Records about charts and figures
● ● ● ●
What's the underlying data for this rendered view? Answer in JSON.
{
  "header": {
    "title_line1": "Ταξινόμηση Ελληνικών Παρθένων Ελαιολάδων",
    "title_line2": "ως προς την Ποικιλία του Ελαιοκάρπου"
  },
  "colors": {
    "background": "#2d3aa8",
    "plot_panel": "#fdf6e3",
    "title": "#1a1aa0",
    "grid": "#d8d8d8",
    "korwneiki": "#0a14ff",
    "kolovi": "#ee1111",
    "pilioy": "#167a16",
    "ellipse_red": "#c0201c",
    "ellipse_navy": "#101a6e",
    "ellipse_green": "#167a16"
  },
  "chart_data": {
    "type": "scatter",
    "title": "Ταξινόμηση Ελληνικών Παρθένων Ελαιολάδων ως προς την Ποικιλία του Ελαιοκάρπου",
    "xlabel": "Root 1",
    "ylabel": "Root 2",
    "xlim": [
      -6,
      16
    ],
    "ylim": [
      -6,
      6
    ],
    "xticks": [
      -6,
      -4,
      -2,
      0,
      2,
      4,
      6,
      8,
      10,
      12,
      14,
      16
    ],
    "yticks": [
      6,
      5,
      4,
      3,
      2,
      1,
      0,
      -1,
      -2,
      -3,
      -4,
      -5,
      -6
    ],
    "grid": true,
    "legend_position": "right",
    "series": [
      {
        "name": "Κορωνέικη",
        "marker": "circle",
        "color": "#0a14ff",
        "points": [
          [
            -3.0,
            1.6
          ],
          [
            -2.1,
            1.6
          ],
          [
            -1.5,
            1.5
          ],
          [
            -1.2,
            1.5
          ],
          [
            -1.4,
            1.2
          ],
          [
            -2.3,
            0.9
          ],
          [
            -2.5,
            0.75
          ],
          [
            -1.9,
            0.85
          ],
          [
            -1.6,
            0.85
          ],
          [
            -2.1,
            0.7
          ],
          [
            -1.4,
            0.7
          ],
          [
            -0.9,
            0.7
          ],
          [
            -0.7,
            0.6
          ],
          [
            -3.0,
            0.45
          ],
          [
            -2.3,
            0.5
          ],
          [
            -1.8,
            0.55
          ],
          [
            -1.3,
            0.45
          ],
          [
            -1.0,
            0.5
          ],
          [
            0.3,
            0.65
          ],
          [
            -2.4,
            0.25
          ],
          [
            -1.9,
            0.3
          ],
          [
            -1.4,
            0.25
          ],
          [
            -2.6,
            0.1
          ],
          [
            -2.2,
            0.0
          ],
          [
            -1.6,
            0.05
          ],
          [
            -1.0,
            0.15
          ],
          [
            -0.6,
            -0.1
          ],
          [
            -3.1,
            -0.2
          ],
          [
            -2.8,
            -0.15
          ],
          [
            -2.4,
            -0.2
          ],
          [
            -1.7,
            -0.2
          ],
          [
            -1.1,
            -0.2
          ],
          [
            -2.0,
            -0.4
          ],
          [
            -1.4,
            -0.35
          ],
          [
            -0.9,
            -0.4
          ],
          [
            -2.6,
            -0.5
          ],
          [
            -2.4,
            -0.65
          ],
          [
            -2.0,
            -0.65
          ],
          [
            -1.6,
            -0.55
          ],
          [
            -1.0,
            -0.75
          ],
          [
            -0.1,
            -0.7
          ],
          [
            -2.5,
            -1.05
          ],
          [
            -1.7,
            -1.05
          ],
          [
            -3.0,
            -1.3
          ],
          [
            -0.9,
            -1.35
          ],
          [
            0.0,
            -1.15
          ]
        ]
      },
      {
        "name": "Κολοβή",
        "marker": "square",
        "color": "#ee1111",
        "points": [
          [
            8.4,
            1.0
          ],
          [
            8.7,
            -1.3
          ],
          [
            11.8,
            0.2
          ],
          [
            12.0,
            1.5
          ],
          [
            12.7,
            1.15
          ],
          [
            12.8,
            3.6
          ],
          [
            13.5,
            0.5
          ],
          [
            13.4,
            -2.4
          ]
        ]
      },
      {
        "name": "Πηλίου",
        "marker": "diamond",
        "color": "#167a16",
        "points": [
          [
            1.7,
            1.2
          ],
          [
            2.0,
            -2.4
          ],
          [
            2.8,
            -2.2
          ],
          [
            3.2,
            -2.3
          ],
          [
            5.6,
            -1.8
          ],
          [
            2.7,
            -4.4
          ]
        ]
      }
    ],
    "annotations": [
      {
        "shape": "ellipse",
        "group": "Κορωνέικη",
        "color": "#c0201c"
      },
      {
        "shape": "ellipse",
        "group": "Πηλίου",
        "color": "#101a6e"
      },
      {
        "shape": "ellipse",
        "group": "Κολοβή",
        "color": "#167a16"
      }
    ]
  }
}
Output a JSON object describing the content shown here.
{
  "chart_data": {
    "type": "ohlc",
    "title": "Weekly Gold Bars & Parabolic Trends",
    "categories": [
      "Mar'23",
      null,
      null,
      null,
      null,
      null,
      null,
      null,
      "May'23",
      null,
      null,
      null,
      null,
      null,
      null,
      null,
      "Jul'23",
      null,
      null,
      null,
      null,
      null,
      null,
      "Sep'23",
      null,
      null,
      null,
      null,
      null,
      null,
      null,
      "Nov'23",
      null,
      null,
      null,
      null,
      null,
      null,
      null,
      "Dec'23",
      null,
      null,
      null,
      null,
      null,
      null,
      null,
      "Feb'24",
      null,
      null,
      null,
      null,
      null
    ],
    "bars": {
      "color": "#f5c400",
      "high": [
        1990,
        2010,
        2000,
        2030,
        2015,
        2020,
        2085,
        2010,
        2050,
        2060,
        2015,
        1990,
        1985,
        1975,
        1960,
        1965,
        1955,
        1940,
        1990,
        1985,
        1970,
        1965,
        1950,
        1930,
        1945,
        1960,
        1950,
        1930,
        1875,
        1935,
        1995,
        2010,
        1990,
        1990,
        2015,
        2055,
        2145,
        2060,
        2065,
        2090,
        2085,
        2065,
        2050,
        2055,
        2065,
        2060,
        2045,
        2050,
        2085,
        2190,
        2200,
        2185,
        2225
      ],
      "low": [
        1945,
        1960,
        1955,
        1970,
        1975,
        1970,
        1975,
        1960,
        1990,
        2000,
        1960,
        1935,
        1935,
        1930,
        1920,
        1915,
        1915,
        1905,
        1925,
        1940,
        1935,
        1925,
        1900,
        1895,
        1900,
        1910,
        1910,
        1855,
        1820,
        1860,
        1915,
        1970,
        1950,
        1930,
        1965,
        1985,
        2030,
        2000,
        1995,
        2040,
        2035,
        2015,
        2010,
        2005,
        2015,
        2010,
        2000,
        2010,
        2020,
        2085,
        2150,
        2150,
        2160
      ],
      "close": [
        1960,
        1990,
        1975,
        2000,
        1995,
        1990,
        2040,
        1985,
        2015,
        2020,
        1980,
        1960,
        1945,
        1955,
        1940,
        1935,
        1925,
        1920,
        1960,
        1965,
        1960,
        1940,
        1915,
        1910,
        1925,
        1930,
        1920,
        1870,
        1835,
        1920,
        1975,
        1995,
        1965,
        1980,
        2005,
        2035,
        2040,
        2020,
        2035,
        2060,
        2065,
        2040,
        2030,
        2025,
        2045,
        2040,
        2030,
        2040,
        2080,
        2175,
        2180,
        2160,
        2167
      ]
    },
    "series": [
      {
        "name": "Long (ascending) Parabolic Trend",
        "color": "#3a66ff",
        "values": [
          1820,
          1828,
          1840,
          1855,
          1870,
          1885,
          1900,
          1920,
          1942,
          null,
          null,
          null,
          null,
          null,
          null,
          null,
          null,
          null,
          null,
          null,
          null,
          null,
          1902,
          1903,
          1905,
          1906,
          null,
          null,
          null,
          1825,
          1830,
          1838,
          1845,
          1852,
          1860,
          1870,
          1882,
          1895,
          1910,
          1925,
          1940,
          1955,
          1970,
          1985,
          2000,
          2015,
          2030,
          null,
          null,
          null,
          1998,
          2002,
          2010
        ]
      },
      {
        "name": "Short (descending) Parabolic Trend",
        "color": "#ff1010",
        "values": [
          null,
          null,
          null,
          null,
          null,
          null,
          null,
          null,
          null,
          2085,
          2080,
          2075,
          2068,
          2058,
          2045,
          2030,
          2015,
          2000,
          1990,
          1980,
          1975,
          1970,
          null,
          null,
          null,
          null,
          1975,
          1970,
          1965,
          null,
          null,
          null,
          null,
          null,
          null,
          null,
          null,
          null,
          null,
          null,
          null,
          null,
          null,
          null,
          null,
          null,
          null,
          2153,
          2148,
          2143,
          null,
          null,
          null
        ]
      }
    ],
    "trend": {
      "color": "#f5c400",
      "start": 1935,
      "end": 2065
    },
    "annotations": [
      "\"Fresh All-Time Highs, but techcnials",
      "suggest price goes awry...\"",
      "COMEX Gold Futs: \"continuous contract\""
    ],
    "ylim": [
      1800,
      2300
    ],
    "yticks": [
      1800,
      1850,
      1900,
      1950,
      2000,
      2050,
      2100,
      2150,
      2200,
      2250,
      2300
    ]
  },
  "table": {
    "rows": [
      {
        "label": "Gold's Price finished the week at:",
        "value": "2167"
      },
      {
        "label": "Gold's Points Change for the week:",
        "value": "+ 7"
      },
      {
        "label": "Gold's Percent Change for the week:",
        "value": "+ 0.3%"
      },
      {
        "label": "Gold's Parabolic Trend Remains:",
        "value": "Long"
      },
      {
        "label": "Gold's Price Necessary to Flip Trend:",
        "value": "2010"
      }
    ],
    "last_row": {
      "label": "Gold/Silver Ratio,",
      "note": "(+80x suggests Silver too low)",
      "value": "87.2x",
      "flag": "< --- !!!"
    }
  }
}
● ● ● ●
TASK DIRECTIONS: Find the word "Ταξινόμηση" in the records and pull out each line that has it.

TASK SOLUTION:
    "title_line1": "Ταξινόμηση Ελληνικών Παρθένων Ελαιολάδων",
    "title": "Ταξινόμηση Ελληνικών Παρθένων Ελαιολάδων ως προς την Ποικιλία του Ελαιοκάρπου",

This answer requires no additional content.